#### Objective:
All lines in the data bearing the string "личность" should be identified and copied.

Begin

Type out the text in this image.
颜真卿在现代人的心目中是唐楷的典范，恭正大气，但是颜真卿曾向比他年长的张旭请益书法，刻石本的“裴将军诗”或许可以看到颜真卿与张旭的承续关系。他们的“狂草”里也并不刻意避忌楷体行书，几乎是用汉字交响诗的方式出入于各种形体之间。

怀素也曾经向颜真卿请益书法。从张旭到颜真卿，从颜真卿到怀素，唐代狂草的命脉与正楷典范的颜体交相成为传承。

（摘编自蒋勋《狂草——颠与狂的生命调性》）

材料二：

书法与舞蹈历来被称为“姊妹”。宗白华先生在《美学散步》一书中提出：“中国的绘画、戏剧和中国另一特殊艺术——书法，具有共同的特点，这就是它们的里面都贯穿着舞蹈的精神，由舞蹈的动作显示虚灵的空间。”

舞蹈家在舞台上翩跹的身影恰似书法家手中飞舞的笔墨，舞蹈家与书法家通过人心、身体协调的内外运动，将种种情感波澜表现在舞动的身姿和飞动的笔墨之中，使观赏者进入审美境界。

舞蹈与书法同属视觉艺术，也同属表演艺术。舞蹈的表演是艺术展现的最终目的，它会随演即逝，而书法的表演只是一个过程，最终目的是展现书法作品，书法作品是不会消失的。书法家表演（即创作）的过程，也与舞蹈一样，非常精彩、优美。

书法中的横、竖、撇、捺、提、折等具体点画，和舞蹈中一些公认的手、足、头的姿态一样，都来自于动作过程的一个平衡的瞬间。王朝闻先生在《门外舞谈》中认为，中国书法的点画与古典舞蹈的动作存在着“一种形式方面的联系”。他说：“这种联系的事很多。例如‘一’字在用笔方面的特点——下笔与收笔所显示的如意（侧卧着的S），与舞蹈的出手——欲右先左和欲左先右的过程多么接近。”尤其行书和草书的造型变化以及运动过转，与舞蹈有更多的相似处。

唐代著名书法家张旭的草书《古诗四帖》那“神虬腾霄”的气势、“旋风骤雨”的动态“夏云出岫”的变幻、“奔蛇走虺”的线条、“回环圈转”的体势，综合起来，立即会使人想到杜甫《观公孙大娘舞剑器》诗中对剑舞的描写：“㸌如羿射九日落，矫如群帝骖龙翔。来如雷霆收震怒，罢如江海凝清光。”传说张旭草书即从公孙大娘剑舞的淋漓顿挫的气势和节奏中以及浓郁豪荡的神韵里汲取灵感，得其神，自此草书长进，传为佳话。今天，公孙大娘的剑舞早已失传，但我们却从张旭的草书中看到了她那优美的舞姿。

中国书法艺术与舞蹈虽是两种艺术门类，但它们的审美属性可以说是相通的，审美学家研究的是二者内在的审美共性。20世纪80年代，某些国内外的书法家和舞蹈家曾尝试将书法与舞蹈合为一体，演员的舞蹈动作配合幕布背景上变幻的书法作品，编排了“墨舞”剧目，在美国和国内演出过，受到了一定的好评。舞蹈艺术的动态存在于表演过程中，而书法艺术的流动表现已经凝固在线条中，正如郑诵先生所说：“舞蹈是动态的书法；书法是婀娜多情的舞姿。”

End
Begin

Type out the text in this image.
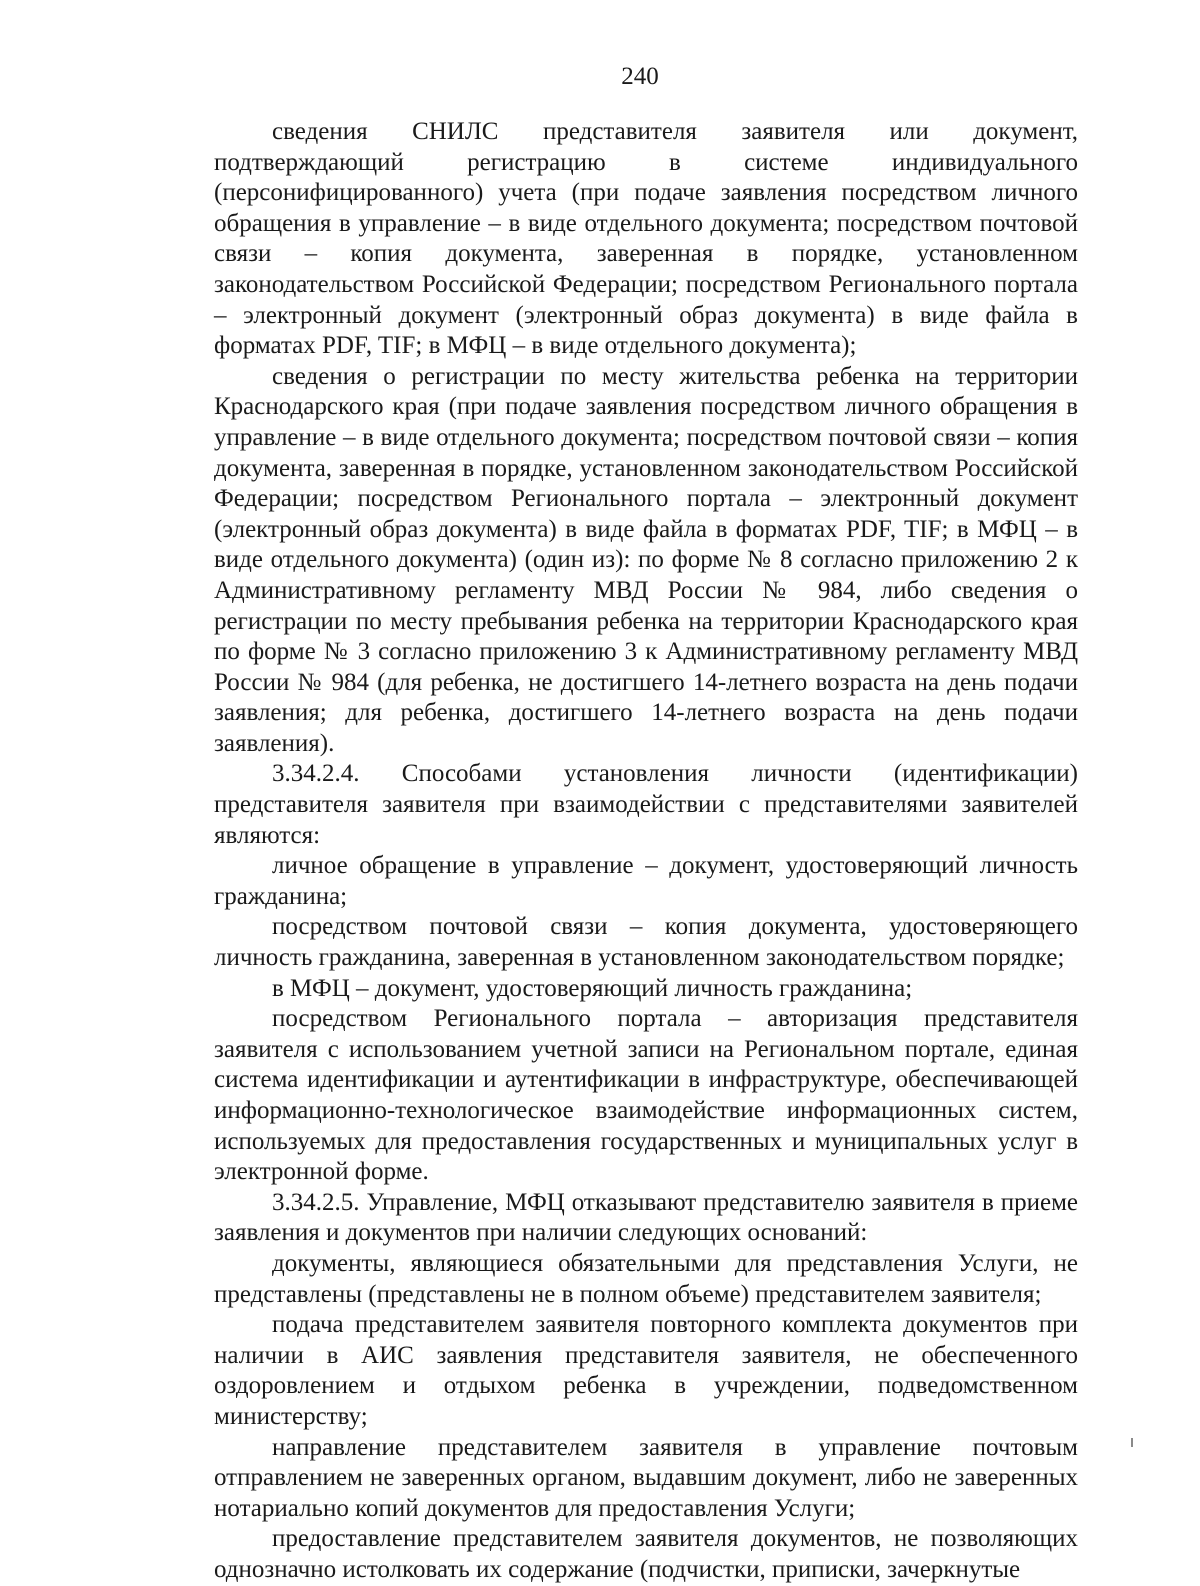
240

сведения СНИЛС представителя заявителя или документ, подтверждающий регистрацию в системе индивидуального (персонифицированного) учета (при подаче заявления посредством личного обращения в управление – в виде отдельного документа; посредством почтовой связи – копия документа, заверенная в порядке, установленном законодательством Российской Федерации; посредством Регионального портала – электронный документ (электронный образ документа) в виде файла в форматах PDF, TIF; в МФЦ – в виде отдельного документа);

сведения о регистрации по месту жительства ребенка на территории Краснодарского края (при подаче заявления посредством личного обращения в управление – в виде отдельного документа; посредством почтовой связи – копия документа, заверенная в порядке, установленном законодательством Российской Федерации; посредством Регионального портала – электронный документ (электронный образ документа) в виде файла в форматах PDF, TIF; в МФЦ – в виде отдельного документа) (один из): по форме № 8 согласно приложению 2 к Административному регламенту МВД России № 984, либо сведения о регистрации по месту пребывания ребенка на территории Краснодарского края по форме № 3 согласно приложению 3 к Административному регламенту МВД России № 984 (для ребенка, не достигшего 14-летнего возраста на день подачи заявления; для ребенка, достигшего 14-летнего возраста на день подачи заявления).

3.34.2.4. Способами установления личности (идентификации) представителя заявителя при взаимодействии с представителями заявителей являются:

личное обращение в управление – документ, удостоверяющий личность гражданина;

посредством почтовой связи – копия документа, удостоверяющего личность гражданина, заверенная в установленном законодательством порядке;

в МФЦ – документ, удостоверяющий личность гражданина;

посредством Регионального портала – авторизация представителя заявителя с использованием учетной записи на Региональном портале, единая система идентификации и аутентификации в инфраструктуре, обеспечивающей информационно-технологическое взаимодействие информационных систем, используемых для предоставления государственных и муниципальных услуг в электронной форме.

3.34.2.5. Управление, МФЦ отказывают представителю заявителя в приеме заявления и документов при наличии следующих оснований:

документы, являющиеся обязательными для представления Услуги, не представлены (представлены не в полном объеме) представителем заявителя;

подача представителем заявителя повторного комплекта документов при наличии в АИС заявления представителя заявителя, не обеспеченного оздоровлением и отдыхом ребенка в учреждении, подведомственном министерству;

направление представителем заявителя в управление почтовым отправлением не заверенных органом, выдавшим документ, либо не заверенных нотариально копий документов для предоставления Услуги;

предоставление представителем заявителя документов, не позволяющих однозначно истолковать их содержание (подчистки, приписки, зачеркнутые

End

#### Reply to the task:
личное обращение в управление – документ, удостоверяющий личность гражданина;
посредством почтовой связи – копия документа, удостоверяющего личность гражданина, заверенная в установленном законодательством порядке;
в МФЦ – документ, удостоверяющий личность гражданина;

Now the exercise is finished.